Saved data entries
┌────────
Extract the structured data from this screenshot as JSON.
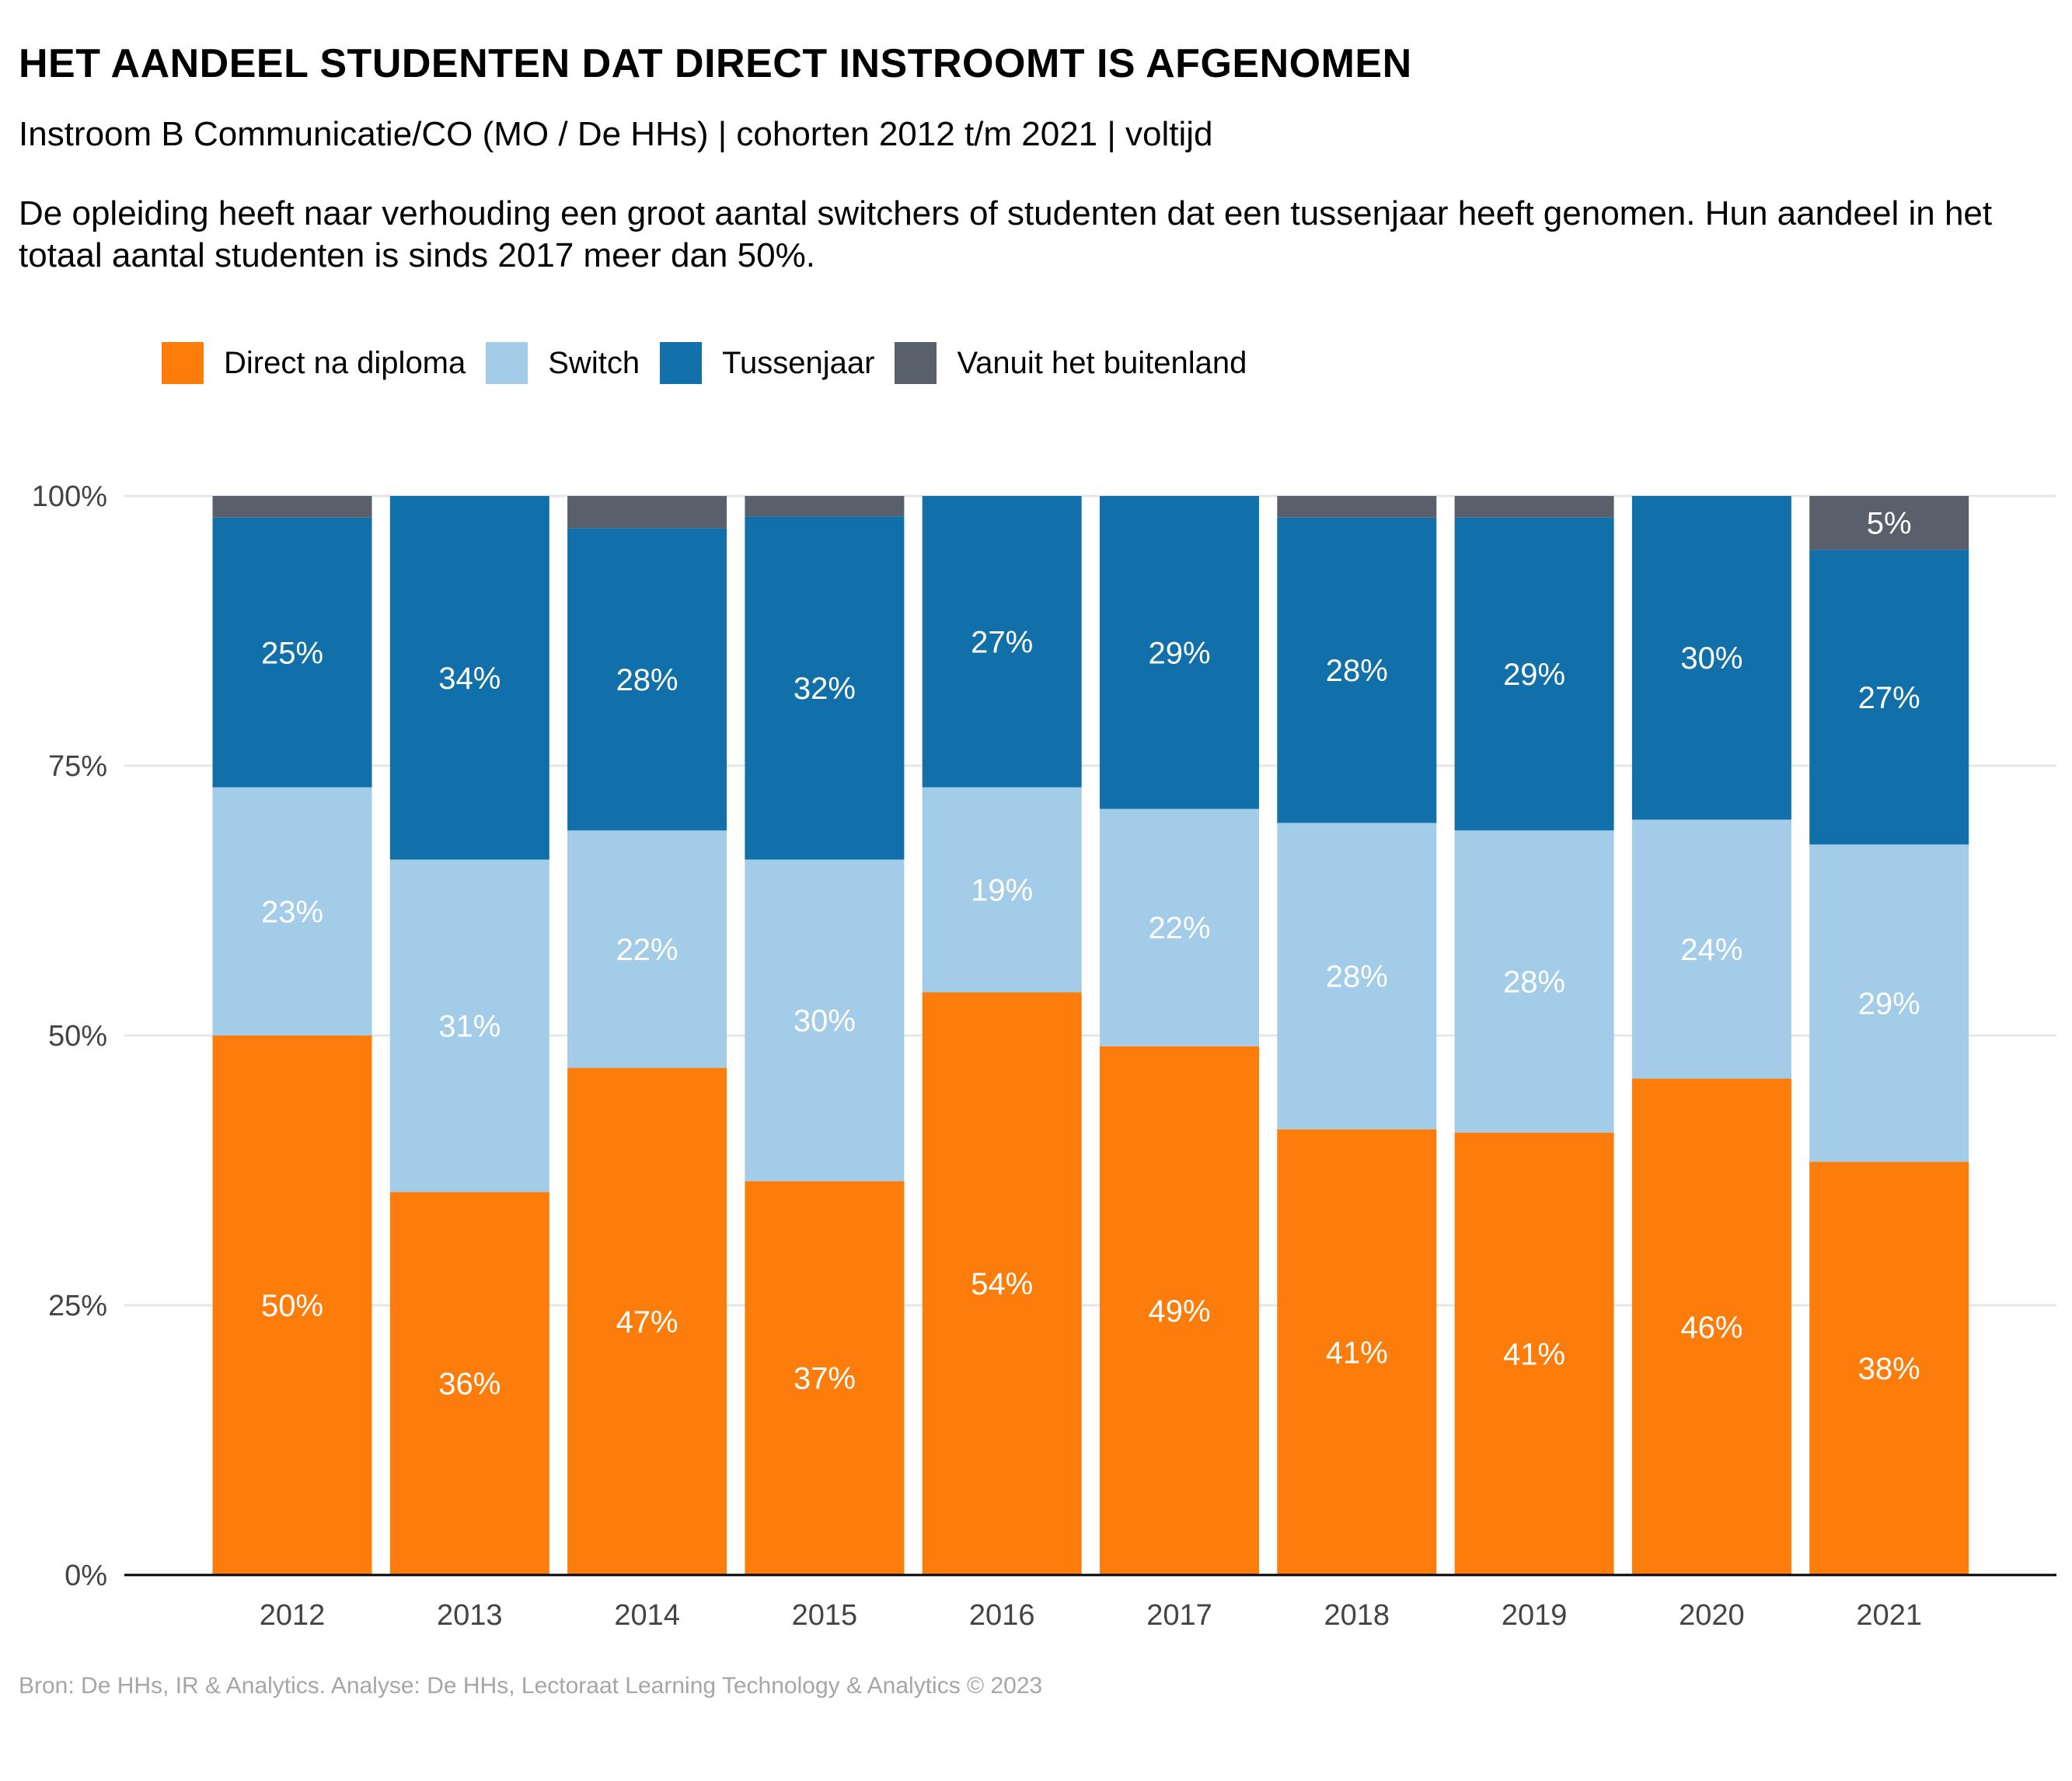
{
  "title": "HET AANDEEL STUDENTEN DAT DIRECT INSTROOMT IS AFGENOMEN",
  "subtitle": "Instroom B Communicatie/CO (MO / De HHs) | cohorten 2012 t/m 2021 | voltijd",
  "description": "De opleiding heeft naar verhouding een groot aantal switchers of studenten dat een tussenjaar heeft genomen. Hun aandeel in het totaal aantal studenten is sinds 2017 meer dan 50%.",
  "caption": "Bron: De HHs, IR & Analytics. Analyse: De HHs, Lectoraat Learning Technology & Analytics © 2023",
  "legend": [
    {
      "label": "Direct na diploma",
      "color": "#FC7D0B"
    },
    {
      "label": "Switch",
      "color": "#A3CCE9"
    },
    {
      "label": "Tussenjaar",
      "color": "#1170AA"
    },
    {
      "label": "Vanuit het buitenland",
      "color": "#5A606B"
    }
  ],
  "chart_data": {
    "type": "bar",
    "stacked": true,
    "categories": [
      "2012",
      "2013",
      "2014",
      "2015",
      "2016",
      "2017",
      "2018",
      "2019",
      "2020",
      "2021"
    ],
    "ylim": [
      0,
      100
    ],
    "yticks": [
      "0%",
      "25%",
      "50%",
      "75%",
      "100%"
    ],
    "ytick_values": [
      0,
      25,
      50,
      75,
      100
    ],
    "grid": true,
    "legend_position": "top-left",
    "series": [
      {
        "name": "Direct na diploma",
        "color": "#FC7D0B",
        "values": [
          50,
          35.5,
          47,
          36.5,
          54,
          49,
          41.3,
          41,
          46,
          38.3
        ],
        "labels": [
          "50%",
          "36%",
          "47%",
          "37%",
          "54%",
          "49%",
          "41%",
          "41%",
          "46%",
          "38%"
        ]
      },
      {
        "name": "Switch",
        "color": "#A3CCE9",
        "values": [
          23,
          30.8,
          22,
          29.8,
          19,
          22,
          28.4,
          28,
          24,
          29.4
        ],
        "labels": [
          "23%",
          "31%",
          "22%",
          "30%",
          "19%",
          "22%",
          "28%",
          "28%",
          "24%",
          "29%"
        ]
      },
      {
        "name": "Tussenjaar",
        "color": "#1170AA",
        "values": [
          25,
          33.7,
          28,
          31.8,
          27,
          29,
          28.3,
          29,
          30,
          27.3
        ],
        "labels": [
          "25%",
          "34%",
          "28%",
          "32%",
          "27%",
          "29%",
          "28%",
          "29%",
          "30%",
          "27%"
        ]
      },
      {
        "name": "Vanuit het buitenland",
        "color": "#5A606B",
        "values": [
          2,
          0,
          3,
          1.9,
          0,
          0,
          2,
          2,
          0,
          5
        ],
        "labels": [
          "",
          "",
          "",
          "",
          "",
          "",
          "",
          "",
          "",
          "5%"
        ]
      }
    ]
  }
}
└────────
┌────────
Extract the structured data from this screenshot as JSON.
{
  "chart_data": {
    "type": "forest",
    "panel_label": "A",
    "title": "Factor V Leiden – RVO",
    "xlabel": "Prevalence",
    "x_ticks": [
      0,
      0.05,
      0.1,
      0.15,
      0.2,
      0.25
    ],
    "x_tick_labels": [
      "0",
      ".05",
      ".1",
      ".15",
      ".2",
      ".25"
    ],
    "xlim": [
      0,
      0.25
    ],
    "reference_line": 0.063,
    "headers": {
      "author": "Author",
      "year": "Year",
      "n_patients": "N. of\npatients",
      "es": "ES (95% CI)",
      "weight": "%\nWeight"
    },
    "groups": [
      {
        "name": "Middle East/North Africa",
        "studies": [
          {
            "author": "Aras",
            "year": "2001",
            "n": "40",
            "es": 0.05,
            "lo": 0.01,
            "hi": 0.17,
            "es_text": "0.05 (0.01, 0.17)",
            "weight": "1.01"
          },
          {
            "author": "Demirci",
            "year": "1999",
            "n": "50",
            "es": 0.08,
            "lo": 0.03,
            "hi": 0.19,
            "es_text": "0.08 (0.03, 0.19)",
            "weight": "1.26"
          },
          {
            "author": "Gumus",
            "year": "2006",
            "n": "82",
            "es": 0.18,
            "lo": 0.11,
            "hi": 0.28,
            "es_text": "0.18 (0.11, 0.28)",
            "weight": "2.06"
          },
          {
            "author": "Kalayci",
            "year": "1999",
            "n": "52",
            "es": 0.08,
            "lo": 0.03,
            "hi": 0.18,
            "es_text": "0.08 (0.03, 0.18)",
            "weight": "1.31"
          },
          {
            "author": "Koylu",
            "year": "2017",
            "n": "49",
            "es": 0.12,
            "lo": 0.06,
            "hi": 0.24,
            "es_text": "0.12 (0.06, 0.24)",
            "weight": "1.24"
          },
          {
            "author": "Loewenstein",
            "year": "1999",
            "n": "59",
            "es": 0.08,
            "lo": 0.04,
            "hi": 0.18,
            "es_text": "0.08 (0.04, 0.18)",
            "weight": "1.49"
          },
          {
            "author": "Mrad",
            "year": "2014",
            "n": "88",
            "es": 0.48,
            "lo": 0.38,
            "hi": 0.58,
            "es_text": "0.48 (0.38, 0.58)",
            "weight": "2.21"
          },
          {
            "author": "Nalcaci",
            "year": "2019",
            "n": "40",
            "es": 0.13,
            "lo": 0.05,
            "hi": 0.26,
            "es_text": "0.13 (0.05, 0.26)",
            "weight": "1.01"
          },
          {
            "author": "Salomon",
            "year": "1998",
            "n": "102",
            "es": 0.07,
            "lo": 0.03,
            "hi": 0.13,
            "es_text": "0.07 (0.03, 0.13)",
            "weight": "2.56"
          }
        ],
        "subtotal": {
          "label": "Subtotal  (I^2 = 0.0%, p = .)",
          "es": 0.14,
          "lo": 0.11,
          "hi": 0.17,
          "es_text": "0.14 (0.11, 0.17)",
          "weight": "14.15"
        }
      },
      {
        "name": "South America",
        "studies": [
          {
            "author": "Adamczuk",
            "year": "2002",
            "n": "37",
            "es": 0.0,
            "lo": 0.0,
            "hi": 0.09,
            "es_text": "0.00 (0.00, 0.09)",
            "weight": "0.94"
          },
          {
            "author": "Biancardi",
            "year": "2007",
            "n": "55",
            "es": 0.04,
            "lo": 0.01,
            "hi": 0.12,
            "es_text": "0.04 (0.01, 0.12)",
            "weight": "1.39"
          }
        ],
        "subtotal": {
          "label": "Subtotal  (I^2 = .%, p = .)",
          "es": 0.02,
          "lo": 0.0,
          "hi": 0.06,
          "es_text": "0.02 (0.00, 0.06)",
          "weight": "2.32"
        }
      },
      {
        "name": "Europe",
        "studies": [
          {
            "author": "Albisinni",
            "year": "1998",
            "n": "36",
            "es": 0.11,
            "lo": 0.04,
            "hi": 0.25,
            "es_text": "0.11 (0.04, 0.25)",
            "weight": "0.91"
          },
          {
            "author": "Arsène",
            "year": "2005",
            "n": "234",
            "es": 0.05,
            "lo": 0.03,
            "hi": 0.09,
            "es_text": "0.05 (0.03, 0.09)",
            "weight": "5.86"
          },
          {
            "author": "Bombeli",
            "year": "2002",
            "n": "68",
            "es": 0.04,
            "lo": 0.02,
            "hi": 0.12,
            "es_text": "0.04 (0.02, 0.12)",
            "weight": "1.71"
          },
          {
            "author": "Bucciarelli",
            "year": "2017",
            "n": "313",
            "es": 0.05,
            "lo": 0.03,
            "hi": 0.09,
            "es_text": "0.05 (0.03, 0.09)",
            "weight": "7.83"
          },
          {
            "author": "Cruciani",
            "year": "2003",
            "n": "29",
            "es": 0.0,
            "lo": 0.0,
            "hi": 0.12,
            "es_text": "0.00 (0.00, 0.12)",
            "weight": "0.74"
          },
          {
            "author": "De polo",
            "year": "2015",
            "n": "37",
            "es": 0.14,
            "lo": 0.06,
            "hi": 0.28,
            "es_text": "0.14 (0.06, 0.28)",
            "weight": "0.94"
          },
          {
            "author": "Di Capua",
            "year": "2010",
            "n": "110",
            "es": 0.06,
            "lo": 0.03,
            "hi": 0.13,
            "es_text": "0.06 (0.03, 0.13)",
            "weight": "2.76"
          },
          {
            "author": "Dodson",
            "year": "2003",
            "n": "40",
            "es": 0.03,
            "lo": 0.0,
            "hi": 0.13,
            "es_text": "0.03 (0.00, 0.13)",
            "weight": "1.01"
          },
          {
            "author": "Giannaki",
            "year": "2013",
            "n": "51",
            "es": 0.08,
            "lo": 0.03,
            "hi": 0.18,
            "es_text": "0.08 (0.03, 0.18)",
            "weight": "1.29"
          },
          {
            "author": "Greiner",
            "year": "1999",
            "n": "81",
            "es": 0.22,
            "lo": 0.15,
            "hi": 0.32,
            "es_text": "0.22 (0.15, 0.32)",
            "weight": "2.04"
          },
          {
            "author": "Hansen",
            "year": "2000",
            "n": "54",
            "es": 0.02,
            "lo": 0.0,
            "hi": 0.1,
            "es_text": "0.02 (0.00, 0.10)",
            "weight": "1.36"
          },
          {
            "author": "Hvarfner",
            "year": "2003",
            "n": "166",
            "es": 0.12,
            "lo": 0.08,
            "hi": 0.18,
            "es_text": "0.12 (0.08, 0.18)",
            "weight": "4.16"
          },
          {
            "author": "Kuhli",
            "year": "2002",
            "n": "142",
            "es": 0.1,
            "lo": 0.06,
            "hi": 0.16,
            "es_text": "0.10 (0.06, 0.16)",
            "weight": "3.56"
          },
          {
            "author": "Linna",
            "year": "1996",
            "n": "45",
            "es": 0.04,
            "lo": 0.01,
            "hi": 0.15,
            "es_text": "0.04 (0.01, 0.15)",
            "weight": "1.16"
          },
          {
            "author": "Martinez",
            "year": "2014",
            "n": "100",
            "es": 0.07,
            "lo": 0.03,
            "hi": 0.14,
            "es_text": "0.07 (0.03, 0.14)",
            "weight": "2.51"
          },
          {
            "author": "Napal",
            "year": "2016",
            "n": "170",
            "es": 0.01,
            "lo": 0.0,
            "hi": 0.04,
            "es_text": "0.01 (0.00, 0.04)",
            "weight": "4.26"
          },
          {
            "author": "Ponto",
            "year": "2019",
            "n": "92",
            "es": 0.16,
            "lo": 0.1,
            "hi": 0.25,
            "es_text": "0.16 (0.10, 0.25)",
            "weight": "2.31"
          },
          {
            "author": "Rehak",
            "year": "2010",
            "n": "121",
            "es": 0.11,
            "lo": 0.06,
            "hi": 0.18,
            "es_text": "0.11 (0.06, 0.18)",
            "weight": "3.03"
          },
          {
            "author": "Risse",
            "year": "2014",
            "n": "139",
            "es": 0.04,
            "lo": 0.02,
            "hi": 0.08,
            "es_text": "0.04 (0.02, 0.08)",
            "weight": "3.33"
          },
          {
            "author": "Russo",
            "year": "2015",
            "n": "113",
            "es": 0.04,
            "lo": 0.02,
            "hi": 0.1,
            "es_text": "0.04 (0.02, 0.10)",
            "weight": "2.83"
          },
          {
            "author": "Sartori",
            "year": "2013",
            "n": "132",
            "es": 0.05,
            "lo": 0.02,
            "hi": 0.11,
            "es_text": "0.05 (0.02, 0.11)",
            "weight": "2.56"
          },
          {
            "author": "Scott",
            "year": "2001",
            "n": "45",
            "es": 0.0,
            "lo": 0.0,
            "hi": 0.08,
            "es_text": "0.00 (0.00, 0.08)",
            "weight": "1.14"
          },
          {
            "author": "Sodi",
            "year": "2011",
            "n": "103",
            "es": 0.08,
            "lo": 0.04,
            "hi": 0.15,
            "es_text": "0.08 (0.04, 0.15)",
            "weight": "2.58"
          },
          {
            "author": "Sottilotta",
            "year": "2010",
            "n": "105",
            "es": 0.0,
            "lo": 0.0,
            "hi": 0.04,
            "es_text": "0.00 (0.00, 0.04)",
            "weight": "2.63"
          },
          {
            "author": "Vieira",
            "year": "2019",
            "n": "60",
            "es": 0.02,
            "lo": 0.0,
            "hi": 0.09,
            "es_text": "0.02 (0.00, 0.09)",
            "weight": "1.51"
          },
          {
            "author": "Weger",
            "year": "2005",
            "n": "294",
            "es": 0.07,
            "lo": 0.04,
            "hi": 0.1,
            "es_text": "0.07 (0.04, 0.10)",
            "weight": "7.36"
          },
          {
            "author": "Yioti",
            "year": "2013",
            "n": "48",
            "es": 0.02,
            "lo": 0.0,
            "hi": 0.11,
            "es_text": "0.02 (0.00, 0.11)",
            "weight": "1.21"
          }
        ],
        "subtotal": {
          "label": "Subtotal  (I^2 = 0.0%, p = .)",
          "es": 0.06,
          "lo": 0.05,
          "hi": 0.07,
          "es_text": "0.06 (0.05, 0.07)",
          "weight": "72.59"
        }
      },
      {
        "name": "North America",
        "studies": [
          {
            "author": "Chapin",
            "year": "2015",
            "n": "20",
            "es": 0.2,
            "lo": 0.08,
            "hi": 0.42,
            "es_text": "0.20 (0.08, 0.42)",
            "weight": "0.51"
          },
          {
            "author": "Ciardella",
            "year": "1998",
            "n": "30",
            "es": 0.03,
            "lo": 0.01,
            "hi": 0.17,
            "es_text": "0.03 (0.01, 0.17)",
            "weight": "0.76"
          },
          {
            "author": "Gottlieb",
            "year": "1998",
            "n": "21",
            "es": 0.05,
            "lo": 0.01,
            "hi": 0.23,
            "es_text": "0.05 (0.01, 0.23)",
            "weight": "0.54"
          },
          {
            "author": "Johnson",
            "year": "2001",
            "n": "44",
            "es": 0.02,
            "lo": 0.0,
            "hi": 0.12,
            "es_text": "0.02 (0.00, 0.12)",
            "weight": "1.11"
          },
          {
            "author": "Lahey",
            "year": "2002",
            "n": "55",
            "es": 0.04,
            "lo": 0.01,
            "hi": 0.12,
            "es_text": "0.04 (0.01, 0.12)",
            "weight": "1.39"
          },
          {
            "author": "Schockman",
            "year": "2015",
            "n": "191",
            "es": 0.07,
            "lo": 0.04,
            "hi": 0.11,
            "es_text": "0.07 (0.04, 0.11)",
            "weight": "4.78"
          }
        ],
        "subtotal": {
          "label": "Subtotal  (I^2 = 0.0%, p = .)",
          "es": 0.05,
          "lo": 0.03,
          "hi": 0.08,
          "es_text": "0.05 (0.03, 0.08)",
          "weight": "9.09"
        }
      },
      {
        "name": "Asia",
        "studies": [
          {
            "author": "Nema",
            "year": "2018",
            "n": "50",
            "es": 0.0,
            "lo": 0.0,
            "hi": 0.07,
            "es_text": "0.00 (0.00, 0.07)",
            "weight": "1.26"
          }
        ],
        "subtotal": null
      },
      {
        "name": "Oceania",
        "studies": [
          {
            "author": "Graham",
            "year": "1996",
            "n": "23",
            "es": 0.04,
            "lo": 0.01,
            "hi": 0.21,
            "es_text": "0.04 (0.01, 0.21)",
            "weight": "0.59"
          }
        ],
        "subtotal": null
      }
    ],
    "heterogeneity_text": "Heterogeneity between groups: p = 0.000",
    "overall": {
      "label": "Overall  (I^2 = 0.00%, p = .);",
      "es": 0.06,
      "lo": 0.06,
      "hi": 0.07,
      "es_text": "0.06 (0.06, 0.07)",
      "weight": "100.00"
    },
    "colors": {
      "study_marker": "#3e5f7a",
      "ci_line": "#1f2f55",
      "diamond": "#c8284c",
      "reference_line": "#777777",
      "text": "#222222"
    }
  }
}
└────────
What this task involves:
Search the entries for the string "buitenland" and collect each line that has it.

Result for this exercise:
      "label": "Vanuit het buitenland",
        "name": "Vanuit het buitenland",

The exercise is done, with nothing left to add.